SHORT EXERCISE:
The required output consists solely of the lines from the line containing "Transcribe this image's" through the end of the records, copied exactly.

━━━ ENTRIES SHOWN ━━━

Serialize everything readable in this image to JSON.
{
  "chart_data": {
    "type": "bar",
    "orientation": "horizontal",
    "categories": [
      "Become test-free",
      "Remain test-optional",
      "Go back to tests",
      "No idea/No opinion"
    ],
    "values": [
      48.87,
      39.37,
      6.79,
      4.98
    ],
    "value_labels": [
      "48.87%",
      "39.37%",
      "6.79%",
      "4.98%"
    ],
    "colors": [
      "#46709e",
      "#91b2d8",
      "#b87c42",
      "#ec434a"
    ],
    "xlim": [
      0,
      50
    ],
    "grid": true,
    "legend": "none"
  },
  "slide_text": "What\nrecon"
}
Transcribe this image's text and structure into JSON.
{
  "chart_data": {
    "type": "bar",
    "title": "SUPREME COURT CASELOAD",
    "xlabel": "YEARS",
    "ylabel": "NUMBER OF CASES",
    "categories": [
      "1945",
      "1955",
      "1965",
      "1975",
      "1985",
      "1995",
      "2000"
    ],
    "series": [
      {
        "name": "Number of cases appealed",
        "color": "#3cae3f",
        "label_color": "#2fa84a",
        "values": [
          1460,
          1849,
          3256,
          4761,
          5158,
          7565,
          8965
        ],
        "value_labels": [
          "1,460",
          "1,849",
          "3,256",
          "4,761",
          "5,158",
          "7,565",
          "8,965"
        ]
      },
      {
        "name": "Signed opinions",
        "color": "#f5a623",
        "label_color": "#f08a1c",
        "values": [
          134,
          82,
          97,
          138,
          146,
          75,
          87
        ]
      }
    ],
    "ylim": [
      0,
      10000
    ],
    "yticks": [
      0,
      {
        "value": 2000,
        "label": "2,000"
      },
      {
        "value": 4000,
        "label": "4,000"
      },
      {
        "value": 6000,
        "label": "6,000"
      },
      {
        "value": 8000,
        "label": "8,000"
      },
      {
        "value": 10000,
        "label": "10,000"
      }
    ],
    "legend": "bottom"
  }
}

━━━

WRITTEN SOLUTION:
Transcribe this image's text and structure into JSON.
{
  "chart_data": {
    "type": "bar",
    "title": "SUPREME COURT CASELOAD",
    "xlabel": "YEARS",
    "ylabel": "NUMBER OF CASES",
    "categories": [
      "1945",
      "1955",
      "1965",
      "1975",
      "1985",
      "1995",
      "2000"
    ],
    "series": [
      {
        "name": "Number of cases appealed",
        "color": "#3cae3f",
        "label_color": "#2fa84a",
        "values": [
          1460,
          1849,
          3256,
          4761,
          5158,
          7565,
          8965
        ],
        "value_labels": [
          "1,460",
          "1,849",
          "3,256",
          "4,761",
          "5,158",
          "7,565",
          "8,965"
        ]
      },
      {
        "name": "Signed opinions",
        "color": "#f5a623",
        "label_color": "#f08a1c",
        "values": [
          134,
          82,
          97,
          138,
          146,
          75,
          87
        ]
      }
    ],
    "ylim": [
      0,
      10000
    ],
    "yticks": [
      0,
      {
        "value": 2000,
        "label": "2,000"
      },
      {
        "value": 4000,
        "label": "4,000"
      },
      {
        "value": 6000,
        "label": "6,000"
      },
      {
        "value": 8000,
        "label": "8,000"
      },
      {
        "value": 10000,
        "label": "10,000"
      }
    ],
    "legend": "bottom"
  }
}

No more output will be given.